Dataset items

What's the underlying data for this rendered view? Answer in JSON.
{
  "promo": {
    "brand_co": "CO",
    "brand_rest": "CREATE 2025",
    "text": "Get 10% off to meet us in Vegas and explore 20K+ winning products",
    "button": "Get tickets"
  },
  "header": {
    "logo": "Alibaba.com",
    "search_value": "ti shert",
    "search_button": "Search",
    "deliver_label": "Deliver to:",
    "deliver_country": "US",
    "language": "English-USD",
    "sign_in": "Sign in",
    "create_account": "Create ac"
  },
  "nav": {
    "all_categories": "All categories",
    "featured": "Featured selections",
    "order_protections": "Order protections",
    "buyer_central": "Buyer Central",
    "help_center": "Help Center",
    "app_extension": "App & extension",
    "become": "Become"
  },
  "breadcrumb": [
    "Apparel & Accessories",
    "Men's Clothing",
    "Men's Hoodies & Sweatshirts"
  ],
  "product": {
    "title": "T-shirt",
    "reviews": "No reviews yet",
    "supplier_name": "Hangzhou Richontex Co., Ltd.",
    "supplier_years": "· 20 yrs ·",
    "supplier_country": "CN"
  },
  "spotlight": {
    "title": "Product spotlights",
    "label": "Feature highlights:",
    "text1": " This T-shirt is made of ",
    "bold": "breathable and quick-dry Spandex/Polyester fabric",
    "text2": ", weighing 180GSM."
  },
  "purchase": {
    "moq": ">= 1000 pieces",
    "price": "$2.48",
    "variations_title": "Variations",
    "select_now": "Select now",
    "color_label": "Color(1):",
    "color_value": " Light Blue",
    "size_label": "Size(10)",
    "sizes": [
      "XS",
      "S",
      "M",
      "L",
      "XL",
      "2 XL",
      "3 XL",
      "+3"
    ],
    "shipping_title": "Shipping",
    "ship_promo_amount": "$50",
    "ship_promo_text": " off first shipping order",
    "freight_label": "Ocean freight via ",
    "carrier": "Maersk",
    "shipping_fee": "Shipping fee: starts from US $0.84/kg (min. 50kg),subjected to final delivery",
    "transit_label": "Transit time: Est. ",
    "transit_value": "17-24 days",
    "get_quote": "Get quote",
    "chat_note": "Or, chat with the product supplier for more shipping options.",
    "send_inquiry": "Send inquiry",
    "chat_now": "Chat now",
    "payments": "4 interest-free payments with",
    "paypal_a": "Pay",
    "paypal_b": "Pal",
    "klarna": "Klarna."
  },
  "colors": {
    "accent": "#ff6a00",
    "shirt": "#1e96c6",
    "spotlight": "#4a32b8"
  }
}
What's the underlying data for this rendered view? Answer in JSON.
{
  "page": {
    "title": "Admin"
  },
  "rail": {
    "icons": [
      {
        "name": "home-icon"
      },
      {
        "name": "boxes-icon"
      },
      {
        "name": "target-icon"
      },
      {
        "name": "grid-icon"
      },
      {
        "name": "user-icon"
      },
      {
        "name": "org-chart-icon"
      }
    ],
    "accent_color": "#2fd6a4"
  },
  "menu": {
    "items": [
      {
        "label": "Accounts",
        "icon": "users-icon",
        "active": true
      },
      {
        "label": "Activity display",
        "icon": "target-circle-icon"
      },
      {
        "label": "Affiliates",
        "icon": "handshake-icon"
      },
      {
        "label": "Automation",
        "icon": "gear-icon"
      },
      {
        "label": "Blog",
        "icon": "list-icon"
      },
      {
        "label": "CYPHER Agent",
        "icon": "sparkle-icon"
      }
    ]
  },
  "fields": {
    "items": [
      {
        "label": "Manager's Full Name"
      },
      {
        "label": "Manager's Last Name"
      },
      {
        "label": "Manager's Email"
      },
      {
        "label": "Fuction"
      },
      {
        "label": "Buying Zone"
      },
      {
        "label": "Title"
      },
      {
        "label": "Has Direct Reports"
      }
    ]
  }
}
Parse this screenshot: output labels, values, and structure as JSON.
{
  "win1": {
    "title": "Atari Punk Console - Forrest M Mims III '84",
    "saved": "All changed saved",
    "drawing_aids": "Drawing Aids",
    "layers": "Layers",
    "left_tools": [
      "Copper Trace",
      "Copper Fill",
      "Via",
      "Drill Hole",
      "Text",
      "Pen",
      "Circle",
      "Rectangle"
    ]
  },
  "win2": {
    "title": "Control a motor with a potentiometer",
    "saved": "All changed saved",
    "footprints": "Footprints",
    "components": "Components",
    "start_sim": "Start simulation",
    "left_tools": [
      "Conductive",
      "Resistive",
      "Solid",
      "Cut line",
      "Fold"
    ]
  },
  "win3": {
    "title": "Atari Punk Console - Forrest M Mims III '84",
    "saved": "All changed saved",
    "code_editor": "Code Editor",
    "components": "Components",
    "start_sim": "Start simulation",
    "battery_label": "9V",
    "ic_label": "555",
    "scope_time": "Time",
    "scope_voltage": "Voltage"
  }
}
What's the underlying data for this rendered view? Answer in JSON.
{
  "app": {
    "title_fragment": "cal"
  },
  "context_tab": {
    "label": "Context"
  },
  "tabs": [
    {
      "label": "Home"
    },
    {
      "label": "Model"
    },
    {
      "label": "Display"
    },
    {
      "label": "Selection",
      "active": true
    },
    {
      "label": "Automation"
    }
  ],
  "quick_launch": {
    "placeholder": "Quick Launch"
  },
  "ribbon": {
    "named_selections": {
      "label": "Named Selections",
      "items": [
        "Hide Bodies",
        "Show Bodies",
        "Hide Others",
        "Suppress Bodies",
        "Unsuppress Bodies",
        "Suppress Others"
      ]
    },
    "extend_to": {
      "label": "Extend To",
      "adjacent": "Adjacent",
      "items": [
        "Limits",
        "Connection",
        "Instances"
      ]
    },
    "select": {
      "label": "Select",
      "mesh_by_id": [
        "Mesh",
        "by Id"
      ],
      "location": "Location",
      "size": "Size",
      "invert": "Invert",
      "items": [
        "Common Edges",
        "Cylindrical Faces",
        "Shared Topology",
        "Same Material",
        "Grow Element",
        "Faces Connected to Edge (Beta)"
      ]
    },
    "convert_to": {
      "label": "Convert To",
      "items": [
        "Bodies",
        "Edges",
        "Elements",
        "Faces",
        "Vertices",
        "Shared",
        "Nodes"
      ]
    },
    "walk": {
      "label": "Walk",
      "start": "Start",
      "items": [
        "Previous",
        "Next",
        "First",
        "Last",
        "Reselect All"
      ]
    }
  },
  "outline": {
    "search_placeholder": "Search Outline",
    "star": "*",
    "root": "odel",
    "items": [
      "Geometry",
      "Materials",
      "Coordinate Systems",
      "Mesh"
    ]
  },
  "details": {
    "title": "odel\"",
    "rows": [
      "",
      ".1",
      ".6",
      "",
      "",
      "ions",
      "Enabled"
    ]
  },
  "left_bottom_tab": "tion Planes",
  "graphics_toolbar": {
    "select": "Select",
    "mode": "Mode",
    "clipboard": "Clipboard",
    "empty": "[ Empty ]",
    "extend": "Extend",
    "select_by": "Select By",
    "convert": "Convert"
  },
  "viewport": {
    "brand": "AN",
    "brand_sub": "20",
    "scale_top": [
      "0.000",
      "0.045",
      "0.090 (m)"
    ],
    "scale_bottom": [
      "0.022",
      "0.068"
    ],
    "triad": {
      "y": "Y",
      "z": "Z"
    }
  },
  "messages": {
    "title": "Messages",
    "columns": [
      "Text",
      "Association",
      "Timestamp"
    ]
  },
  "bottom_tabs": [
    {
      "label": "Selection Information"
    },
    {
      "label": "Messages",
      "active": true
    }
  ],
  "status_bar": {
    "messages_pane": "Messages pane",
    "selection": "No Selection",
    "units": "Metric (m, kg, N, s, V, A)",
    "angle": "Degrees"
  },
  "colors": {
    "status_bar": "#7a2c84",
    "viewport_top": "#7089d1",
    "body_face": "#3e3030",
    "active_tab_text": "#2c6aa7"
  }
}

■ Your objective: Please return the data above exactly as given.

■ Problem solution:
What's the underlying data for this rendered view? Answer in JSON.
{
  "promo": {
    "brand_co": "CO",
    "brand_rest": "CREATE 2025",
    "text": "Get 10% off to meet us in Vegas and explore 20K+ winning products",
    "button": "Get tickets"
  },
  "header": {
    "logo": "Alibaba.com",
    "search_value": "ti shert",
    "search_button": "Search",
    "deliver_label": "Deliver to:",
    "deliver_country": "US",
    "language": "English-USD",
    "sign_in": "Sign in",
    "create_account": "Create ac"
  },
  "nav": {
    "all_categories": "All categories",
    "featured": "Featured selections",
    "order_protections": "Order protections",
    "buyer_central": "Buyer Central",
    "help_center": "Help Center",
    "app_extension": "App & extension",
    "become": "Become"
  },
  "breadcrumb": [
    "Apparel & Accessories",
    "Men's Clothing",
    "Men's Hoodies & Sweatshirts"
  ],
  "product": {
    "title": "T-shirt",
    "reviews": "No reviews yet",
    "supplier_name": "Hangzhou Richontex Co., Ltd.",
    "supplier_years": "· 20 yrs ·",
    "supplier_country": "CN"
  },
  "spotlight": {
    "title": "Product spotlights",
    "label": "Feature highlights:",
    "text1": " This T-shirt is made of ",
    "bold": "breathable and quick-dry Spandex/Polyester fabric",
    "text2": ", weighing 180GSM."
  },
  "purchase": {
    "moq": ">= 1000 pieces",
    "price": "$2.48",
    "variations_title": "Variations",
    "select_now": "Select now",
    "color_label": "Color(1):",
    "color_value": " Light Blue",
    "size_label": "Size(10)",
    "sizes": [
      "XS",
      "S",
      "M",
      "L",
      "XL",
      "2 XL",
      "3 XL",
      "+3"
    ],
    "shipping_title": "Shipping",
    "ship_promo_amount": "$50",
    "ship_promo_text": " off first shipping order",
    "freight_label": "Ocean freight via ",
    "carrier": "Maersk",
    "shipping_fee": "Shipping fee: starts from US $0.84/kg (min. 50kg),subjected to final delivery",
    "transit_label": "Transit time: Est. ",
    "transit_value": "17-24 days",
    "get_quote": "Get quote",
    "chat_note": "Or, chat with the product supplier for more shipping options.",
    "send_inquiry": "Send inquiry",
    "chat_now": "Chat now",
    "payments": "4 interest-free payments with",
    "paypal_a": "Pay",
    "paypal_b": "Pal",
    "klarna": "Klarna."
  },
  "colors": {
    "accent": "#ff6a00",
    "shirt": "#1e96c6",
    "spotlight": "#4a32b8"
  }
}
What's the underlying data for this rendered view? Answer in JSON.
{
  "page": {
    "title": "Admin"
  },
  "rail": {
    "icons": [
      {
        "name": "home-icon"
      },
      {
        "name": "boxes-icon"
      },
      {
        "name": "target-icon"
      },
      {
        "name": "grid-icon"
      },
      {
        "name": "user-icon"
      },
      {
        "name": "org-chart-icon"
      }
    ],
    "accent_color": "#2fd6a4"
  },
  "menu": {
    "items": [
      {
        "label": "Accounts",
        "icon": "users-icon",
        "active": true
      },
      {
        "label": "Activity display",
        "icon": "target-circle-icon"
      },
      {
        "label": "Affiliates",
        "icon": "handshake-icon"
      },
      {
        "label": "Automation",
        "icon": "gear-icon"
      },
      {
        "label": "Blog",
        "icon": "list-icon"
      },
      {
        "label": "CYPHER Agent",
        "icon": "sparkle-icon"
      }
    ]
  },
  "fields": {
    "items": [
      {
        "label": "Manager's Full Name"
      },
      {
        "label": "Manager's Last Name"
      },
      {
        "label": "Manager's Email"
      },
      {
        "label": "Fuction"
      },
      {
        "label": "Buying Zone"
      },
      {
        "label": "Title"
      },
      {
        "label": "Has Direct Reports"
      }
    ]
  }
}
Parse this screenshot: output labels, values, and structure as JSON.
{
  "win1": {
    "title": "Atari Punk Console - Forrest M Mims III '84",
    "saved": "All changed saved",
    "drawing_aids": "Drawing Aids",
    "layers": "Layers",
    "left_tools": [
      "Copper Trace",
      "Copper Fill",
      "Via",
      "Drill Hole",
      "Text",
      "Pen",
      "Circle",
      "Rectangle"
    ]
  },
  "win2": {
    "title": "Control a motor with a potentiometer",
    "saved": "All changed saved",
    "footprints": "Footprints",
    "components": "Components",
    "start_sim": "Start simulation",
    "left_tools": [
      "Conductive",
      "Resistive",
      "Solid",
      "Cut line",
      "Fold"
    ]
  },
  "win3": {
    "title": "Atari Punk Console - Forrest M Mims III '84",
    "saved": "All changed saved",
    "code_editor": "Code Editor",
    "components": "Components",
    "start_sim": "Start simulation",
    "battery_label": "9V",
    "ic_label": "555",
    "scope_time": "Time",
    "scope_voltage": "Voltage"
  }
}
What's the underlying data for this rendered view? Answer in JSON.
{
  "app": {
    "title_fragment": "cal"
  },
  "context_tab": {
    "label": "Context"
  },
  "tabs": [
    {
      "label": "Home"
    },
    {
      "label": "Model"
    },
    {
      "label": "Display"
    },
    {
      "label": "Selection",
      "active": true
    },
    {
      "label": "Automation"
    }
  ],
  "quick_launch": {
    "placeholder": "Quick Launch"
  },
  "ribbon": {
    "named_selections": {
      "label": "Named Selections",
      "items": [
        "Hide Bodies",
        "Show Bodies",
        "Hide Others",
        "Suppress Bodies",
        "Unsuppress Bodies",
        "Suppress Others"
      ]
    },
    "extend_to": {
      "label": "Extend To",
      "adjacent": "Adjacent",
      "items": [
        "Limits",
        "Connection",
        "Instances"
      ]
    },
    "select": {
      "label": "Select",
      "mesh_by_id": [
        "Mesh",
        "by Id"
      ],
      "location": "Location",
      "size": "Size",
      "invert": "Invert",
      "items": [
        "Common Edges",
        "Cylindrical Faces",
        "Shared Topology",
        "Same Material",
        "Grow Element",
        "Faces Connected to Edge (Beta)"
      ]
    },
    "convert_to": {
      "label": "Convert To",
      "items": [
        "Bodies",
        "Edges",
        "Elements",
        "Faces",
        "Vertices",
        "Shared",
        "Nodes"
      ]
    },
    "walk": {
      "label": "Walk",
      "start": "Start",
      "items": [
        "Previous",
        "Next",
        "First",
        "Last",
        "Reselect All"
      ]
    }
  },
  "outline": {
    "search_placeholder": "Search Outline",
    "star": "*",
    "root": "odel",
    "items": [
      "Geometry",
      "Materials",
      "Coordinate Systems",
      "Mesh"
    ]
  },
  "details": {
    "title": "odel\"",
    "rows": [
      "",
      ".1",
      ".6",
      "",
      "",
      "ions",
      "Enabled"
    ]
  },
  "left_bottom_tab": "tion Planes",
  "graphics_toolbar": {
    "select": "Select",
    "mode": "Mode",
    "clipboard": "Clipboard",
    "empty": "[ Empty ]",
    "extend": "Extend",
    "select_by": "Select By",
    "convert": "Convert"
  },
  "viewport": {
    "brand": "AN",
    "brand_sub": "20",
    "scale_top": [
      "0.000",
      "0.045",
      "0.090 (m)"
    ],
    "scale_bottom": [
      "0.022",
      "0.068"
    ],
    "triad": {
      "y": "Y",
      "z": "Z"
    }
  },
  "messages": {
    "title": "Messages",
    "columns": [
      "Text",
      "Association",
      "Timestamp"
    ]
  },
  "bottom_tabs": [
    {
      "label": "Selection Information"
    },
    {
      "label": "Messages",
      "active": true
    }
  ],
  "status_bar": {
    "messages_pane": "Messages pane",
    "selection": "No Selection",
    "units": "Metric (m, kg, N, s, V, A)",
    "angle": "Degrees"
  },
  "colors": {
    "status_bar": "#7a2c84",
    "viewport_top": "#7089d1",
    "body_face": "#3e3030",
    "active_tab_text": "#2c6aa7"
  }
}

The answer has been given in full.